● **Work to complete**
Return the listing below in full, with every line exactly as it is.

● **Stored data**
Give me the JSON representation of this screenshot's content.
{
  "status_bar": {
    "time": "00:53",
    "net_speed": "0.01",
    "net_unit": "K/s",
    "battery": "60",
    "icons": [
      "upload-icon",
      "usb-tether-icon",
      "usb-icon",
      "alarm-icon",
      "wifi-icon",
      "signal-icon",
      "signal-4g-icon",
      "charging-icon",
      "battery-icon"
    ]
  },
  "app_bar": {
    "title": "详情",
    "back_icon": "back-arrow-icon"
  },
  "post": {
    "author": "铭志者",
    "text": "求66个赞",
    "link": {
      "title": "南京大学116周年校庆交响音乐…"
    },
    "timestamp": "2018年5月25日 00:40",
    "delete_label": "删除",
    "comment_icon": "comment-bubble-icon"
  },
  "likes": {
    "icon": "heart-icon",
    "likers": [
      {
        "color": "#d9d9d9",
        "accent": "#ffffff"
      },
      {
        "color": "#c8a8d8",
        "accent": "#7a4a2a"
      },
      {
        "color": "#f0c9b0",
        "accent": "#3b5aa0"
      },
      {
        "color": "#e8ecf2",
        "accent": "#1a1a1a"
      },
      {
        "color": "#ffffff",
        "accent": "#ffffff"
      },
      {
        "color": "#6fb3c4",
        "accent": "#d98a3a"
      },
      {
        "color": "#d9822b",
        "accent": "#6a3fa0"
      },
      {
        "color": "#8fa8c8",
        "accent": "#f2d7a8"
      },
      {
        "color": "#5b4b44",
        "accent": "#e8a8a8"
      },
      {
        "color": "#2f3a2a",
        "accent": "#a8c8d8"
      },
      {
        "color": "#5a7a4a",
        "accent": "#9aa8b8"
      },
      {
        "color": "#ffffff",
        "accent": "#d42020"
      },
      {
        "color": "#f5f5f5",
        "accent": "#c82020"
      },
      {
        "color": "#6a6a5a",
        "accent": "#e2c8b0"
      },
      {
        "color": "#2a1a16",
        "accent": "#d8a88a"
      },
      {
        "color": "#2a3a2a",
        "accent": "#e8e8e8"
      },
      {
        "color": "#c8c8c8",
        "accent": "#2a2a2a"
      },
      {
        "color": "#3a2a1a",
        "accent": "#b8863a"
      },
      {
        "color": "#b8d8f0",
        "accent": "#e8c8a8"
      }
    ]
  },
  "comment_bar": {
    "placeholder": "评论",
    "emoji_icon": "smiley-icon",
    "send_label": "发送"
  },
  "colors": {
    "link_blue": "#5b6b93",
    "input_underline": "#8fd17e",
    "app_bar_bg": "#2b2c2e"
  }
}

● **Result**
Give me the JSON representation of this screenshot's content.
{
  "status_bar": {
    "time": "00:53",
    "net_speed": "0.01",
    "net_unit": "K/s",
    "battery": "60",
    "icons": [
      "upload-icon",
      "usb-tether-icon",
      "usb-icon",
      "alarm-icon",
      "wifi-icon",
      "signal-icon",
      "signal-4g-icon",
      "charging-icon",
      "battery-icon"
    ]
  },
  "app_bar": {
    "title": "详情",
    "back_icon": "back-arrow-icon"
  },
  "post": {
    "author": "铭志者",
    "text": "求66个赞",
    "link": {
      "title": "南京大学116周年校庆交响音乐…"
    },
    "timestamp": "2018年5月25日 00:40",
    "delete_label": "删除",
    "comment_icon": "comment-bubble-icon"
  },
  "likes": {
    "icon": "heart-icon",
    "likers": [
      {
        "color": "#d9d9d9",
        "accent": "#ffffff"
      },
      {
        "color": "#c8a8d8",
        "accent": "#7a4a2a"
      },
      {
        "color": "#f0c9b0",
        "accent": "#3b5aa0"
      },
      {
        "color": "#e8ecf2",
        "accent": "#1a1a1a"
      },
      {
        "color": "#ffffff",
        "accent": "#ffffff"
      },
      {
        "color": "#6fb3c4",
        "accent": "#d98a3a"
      },
      {
        "color": "#d9822b",
        "accent": "#6a3fa0"
      },
      {
        "color": "#8fa8c8",
        "accent": "#f2d7a8"
      },
      {
        "color": "#5b4b44",
        "accent": "#e8a8a8"
      },
      {
        "color": "#2f3a2a",
        "accent": "#a8c8d8"
      },
      {
        "color": "#5a7a4a",
        "accent": "#9aa8b8"
      },
      {
        "color": "#ffffff",
        "accent": "#d42020"
      },
      {
        "color": "#f5f5f5",
        "accent": "#c82020"
      },
      {
        "color": "#6a6a5a",
        "accent": "#e2c8b0"
      },
      {
        "color": "#2a1a16",
        "accent": "#d8a88a"
      },
      {
        "color": "#2a3a2a",
        "accent": "#e8e8e8"
      },
      {
        "color": "#c8c8c8",
        "accent": "#2a2a2a"
      },
      {
        "color": "#3a2a1a",
        "accent": "#b8863a"
      },
      {
        "color": "#b8d8f0",
        "accent": "#e8c8a8"
      }
    ]
  },
  "comment_bar": {
    "placeholder": "评论",
    "emoji_icon": "smiley-icon",
    "send_label": "发送"
  },
  "colors": {
    "link_blue": "#5b6b93",
    "input_underline": "#8fd17e",
    "app_bar_bg": "#2b2c2e"
  }
}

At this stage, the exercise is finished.